Restate the entries below word for word, omitting nothing.

### Excerpts from a figure dataset
────────────────
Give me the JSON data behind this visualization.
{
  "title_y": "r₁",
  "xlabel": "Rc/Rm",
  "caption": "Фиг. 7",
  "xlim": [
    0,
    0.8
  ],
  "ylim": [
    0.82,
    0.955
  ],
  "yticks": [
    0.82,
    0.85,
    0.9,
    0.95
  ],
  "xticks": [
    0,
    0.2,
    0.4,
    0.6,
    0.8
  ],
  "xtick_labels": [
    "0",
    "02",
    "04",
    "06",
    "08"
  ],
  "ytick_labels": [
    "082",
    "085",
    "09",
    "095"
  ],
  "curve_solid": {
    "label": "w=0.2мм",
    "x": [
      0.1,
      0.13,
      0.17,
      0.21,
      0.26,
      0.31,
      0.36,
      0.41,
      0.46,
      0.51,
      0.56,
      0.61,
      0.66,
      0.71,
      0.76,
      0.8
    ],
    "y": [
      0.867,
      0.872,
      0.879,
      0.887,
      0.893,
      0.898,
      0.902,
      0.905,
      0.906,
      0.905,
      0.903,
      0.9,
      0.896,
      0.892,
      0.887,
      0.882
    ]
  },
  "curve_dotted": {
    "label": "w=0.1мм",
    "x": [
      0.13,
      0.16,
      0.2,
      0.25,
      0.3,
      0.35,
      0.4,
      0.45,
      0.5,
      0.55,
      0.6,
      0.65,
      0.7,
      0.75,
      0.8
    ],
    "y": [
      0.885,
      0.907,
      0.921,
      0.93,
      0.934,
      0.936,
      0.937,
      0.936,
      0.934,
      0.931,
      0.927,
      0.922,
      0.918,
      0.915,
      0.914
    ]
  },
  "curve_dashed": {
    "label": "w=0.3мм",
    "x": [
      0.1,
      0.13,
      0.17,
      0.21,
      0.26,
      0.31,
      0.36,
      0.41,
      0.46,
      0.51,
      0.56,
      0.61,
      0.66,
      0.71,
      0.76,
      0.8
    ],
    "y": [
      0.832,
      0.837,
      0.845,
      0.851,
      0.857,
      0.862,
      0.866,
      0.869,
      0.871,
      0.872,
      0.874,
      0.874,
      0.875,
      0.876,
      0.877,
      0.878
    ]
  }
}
────────────────
### Answer below
Give me the JSON data behind this visualization.
{
  "title_y": "r₁",
  "xlabel": "Rc/Rm",
  "caption": "Фиг. 7",
  "xlim": [
    0,
    0.8
  ],
  "ylim": [
    0.82,
    0.955
  ],
  "yticks": [
    0.82,
    0.85,
    0.9,
    0.95
  ],
  "xticks": [
    0,
    0.2,
    0.4,
    0.6,
    0.8
  ],
  "xtick_labels": [
    "0",
    "02",
    "04",
    "06",
    "08"
  ],
  "ytick_labels": [
    "082",
    "085",
    "09",
    "095"
  ],
  "curve_solid": {
    "label": "w=0.2мм",
    "x": [
      0.1,
      0.13,
      0.17,
      0.21,
      0.26,
      0.31,
      0.36,
      0.41,
      0.46,
      0.51,
      0.56,
      0.61,
      0.66,
      0.71,
      0.76,
      0.8
    ],
    "y": [
      0.867,
      0.872,
      0.879,
      0.887,
      0.893,
      0.898,
      0.902,
      0.905,
      0.906,
      0.905,
      0.903,
      0.9,
      0.896,
      0.892,
      0.887,
      0.882
    ]
  },
  "curve_dotted": {
    "label": "w=0.1мм",
    "x": [
      0.13,
      0.16,
      0.2,
      0.25,
      0.3,
      0.35,
      0.4,
      0.45,
      0.5,
      0.55,
      0.6,
      0.65,
      0.7,
      0.75,
      0.8
    ],
    "y": [
      0.885,
      0.907,
      0.921,
      0.93,
      0.934,
      0.936,
      0.937,
      0.936,
      0.934,
      0.931,
      0.927,
      0.922,
      0.918,
      0.915,
      0.914
    ]
  },
  "curve_dashed": {
    "label": "w=0.3мм",
    "x": [
      0.1,
      0.13,
      0.17,
      0.21,
      0.26,
      0.31,
      0.36,
      0.41,
      0.46,
      0.51,
      0.56,
      0.61,
      0.66,
      0.71,
      0.76,
      0.8
    ],
    "y": [
      0.832,
      0.837,
      0.845,
      0.851,
      0.857,
      0.862,
      0.866,
      0.869,
      0.871,
      0.872,
      0.874,
      0.874,
      0.875,
      0.876,
      0.877,
      0.878
    ]
  }
}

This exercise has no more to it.